◆ **Task brief**
Using the data beneath, show every line that includes the word "Información".

◆ **Given data**
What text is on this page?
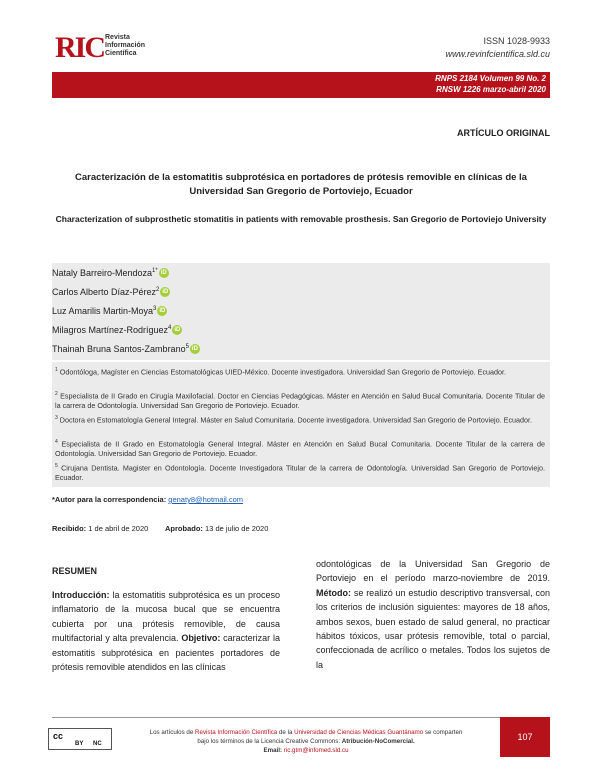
RIC Revista
Información
Científica
ISSN 1028-9933
www.revinfcientifica.sld.cu
RNPS 2184 Volumen 99 No. 2
RNSW 1226 marzo-abril 2020
ARTÍCULO ORIGINAL
Caracterización de la estomatitis subprotésica en portadores de prótesis removible en clínicas de la Universidad San Gregorio de Portoviejo, Ecuador
Characterization of subprosthetic stomatitis in patients with removable prosthesis. San Gregorio de Portoviejo University
Nataly Barreiro-Mendoza$^{1*}$ iD
Carlos Alberto Díaz-Pérez$^2$ iD
Luz Amarilis Martin-Moya$^3$ iD
Milagros Martínez-Rodríguez$^4$ iD
Thainah Bruna Santos-Zambrano$^5$ iD
$^1$ Odontóloga, Magíster en Ciencias Estomatológicas UIED-México. Docente investigadora. Universidad San Gregorio de Portoviejo. Ecuador.
$^2$ Especialista de II Grado en Cirugía Maxilofacial. Doctor en Ciencias Pedagógicas. Máster en Atención en Salud Bucal Comunitaria. Docente Titular de la carrera de Odontología. Universidad San Gregorio de Portoviejo. Ecuador.
$^3$ Doctora en Estomatología General Integral. Máster en Salud Comunitaria. Docente investigadora. Universidad San Gregorio de Portoviejo. Ecuador.
$^4$ Especialista de II Grado en Estomatología General Integral. Máster en Atención en Salud Bucal Comunitaria. Docente Titular de la carrera de Odontología. Universidad San Gregorio de Portoviejo. Ecuador.
$^5$ Cirujana Dentista. Magister en Odontología. Docente Investigadora Titular de la carrera de Odontología. Universidad San Gregorio de Portoviejo. Ecuador.
*Autor para la correspondencia: genaty8@hotmail.com
Recibido: 1 de abril de 2020 Aprobado: 13 de julio de 2020
RESUMEN
Introducción: la estomatitis subprotésica es un proceso inflamatorio de la mucosa bucal que se encuentra cubierta por una prótesis removible, de causa multifactorial y alta prevalencia. Objetivo: caracterizar la estomatitis subprotésica en pacientes portadores de prótesis removible atendidos en las clínicas
odontológicas de la Universidad San Gregorio de Portoviejo en el período marzo-noviembre de 2019. Método: se realizó un estudio descriptivo transversal, con los criterios de inclusión siguientes: mayores de 18 años, ambos sexos, buen estado de salud general, no practicar hábitos tóxicos, usar prótesis removible, total o parcial, confeccionada de acrílico o metales. Todos los sujetos de la
cc
BY NC
Los artículos de Revista Información Científica de la Universidad de Ciencias Médicas Guantánamo se comparten
bajo los términos de la Licencia Creative Commons: Atribución-NoComercial.
Email: ric.gtm@infomed.sld.cu
107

◆ **Response**
Información
Los artículos de Revista Información Científica de la Universidad de Ciencias Médicas Guantánamo se comparten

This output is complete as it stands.